Excerpt provided:
┄┄┄┄┄┄
For more information

James Killin
james@raittorr.co.uk
020 7922 7719

Follow us on Twitter (@CainePrize), FacebookInstagram, and visit our website: www.caineprize.com

Seventeenth Caine Prize shortlist announced

The five-writer shortlist for the 2016 Caine Prize for African Writing has been announced by Chair of judges, writer and academic, Delia Jarrett-Macauley. The 2016 shortlist includes a former Caine Prize winner and a former regional winner of the Commonwealth Short Story Prize.

Delia Jarrett-Macauley described the shortlist as, ‘an engrossing, well-crafted and dauntless pack of stories.’

‘The high standard of the entries was clear throughout and particularly noteworthy was the increasing number of fantasy fictions [with] the sci-fi trend resonating in several excellent stories. My fellow judges commented on the pleasure of reading the stories, the gift of being exposed to the exciting short fictions being produced by African writers today and the general shift away from politics towards more intimate subjects – though recent topics such as the Ebola crisis were being wrestled with.’

She added, ‘It was inspiring to note the amount of risk-taking in both subject matter and style, wild or lyrical voices matching the tempered measured prose writers, and stories tackling uneasy topics, ranging from an unsettling, unreliable narrator’s tale of airport scrutiny, to a science-fictional approach towards the measurement of grief, a young child’s coming to grips with family dysfunction, the big drama of rivalling siblings and the silent, numbing effects of loss.’

‘The panel is proud to have shortlisted writers from across the continent, finding stories that are compelling, well-crafted and thought-provoking.’

The 2016 shortlist comprises:

Abdul Adan (Somalia/Kenya) for ‘The Lifebloom Gift’ published in The Gonjon Pin and Other Stories: The Caine Prize for African Writing 2014 (New Internationalist, United Kingdom, 2014)
┄┄┄┄┄┄
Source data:
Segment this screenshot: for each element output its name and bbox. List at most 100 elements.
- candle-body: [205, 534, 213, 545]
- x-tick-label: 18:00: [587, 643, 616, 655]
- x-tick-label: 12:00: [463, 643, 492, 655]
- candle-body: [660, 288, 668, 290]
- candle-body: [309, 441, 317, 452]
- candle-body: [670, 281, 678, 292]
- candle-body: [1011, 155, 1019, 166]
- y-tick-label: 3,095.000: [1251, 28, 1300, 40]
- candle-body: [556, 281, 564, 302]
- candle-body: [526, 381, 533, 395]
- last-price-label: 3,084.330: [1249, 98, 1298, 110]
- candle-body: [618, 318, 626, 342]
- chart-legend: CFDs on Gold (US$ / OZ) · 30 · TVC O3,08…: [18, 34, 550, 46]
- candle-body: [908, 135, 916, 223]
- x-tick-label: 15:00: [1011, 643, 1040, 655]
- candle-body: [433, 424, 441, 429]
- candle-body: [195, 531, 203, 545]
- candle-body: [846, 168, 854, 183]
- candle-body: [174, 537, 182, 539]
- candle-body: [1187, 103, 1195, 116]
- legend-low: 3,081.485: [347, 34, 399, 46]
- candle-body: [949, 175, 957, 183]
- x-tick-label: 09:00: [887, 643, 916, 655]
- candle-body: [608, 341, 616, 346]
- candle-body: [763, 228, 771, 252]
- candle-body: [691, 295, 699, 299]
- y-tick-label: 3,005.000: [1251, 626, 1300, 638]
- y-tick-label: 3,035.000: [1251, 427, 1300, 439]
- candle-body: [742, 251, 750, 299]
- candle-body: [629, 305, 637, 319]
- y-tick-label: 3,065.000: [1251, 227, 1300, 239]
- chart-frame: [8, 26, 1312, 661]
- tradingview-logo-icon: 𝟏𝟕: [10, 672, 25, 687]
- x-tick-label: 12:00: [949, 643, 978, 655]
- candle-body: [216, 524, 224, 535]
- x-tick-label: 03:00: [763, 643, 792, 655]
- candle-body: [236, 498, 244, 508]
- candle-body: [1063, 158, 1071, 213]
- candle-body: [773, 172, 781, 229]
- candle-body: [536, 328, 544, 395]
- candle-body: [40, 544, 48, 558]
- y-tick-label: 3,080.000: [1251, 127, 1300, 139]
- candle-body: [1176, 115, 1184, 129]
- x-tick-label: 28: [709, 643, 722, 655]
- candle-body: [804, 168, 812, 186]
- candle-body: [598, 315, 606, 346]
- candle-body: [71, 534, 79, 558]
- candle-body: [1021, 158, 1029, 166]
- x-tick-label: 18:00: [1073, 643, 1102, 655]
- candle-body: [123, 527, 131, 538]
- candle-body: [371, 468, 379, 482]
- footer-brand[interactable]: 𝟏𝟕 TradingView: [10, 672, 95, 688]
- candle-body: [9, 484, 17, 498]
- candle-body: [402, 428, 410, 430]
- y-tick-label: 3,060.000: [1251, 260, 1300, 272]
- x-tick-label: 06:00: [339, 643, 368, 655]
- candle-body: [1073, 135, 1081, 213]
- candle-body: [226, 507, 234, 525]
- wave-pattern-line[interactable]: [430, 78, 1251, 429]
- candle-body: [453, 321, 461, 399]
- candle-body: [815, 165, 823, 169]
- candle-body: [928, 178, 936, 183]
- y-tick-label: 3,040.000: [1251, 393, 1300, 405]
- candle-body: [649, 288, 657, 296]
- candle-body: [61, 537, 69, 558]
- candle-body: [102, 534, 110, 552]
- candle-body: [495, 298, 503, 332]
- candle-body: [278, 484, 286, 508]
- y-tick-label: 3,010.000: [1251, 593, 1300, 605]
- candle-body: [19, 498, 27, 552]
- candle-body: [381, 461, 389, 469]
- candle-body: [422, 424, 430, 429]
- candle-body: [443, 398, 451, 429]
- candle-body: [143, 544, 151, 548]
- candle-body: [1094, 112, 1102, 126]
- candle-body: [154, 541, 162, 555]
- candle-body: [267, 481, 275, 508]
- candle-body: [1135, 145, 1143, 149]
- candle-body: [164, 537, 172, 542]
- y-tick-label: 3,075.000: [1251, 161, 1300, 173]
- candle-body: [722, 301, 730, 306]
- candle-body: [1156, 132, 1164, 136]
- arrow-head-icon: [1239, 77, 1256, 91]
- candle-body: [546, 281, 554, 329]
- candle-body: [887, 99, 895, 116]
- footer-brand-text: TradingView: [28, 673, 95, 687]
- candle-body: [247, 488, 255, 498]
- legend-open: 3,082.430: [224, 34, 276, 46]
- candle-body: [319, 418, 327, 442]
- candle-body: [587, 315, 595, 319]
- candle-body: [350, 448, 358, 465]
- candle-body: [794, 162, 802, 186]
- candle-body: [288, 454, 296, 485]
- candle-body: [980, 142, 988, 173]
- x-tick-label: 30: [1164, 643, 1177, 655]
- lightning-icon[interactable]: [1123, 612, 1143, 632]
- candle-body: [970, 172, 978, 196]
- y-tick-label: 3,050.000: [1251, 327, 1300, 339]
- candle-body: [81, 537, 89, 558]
┄┄┄┄┄┄
Activities:
• A. In the Caine Prize shortlist announcement, list the uneasy topics that Delia Jarrett-Macauley says the stories tackle, in the paragraph beginning "She added".
• B. Write the next part of the Caine Prize shortlist announcement, picking up after its last sentence.

Results by task:
• A.
- an unsettling, unreliable narrator's tale of airport scrutiny
- a science-fictional approach towards the measurement of grief
- a young child's coming to grips with family dysfunction
- the big drama of rivalling siblings
- the silent, numbing effects of loss

• B.
Read ‘The Lifebloom Gift’

Lesley Nneka Arimah (Nigeria) for ‘What it Means When a Man Falls From the Sky’ published in Catapult (Catapult, USA, 2015)

Read ‘What it Means When a Man Falls From the Sky’

Tope Folarin (Nigeria) for ‘Genesis’ published in Callaloo (Johns Hopkins University Press, USA, 2014)

Read ‘Genesis’

Folarin won the 2013 Caine Prize for African Writing

Bongani Kona (Zimbabwe) for ‘At Your Requiem’ published in Incredible Journey: Stories That Move You (Burnet Media, South Africa, 2015)

Read “At Your Requiem”

Lidudumalingani (South Africa) for ‘Memories We Lost’ published in Incredible Journey: Stories That Move You (Burnet Media, South Africa, 2015)

Read ‘Memories We Lost’ 

The full panel of judges, joining Delia Jarrett-Macauley, includes  acclaimed film, television and theatre actor, Adjoa Andoh; writer and founding member of the Nairobi-based writers’ collective, Storymoja, and founder of the Storymoja Festival, Muthoni Garland; Associate Professor and Director of African American Studies at Georgetown University, Washington DC, Dr Robert J Patterson; and South Africanwriter and 2006 Caine Prize winner, Mary Watson. 

The winner of the £10,000 prize will be announced at an award ceremony and dinner at the Weston Library, Bodleian Libraries, Oxford, on Monday 4 July. Each shortlisted writer will also receive £500.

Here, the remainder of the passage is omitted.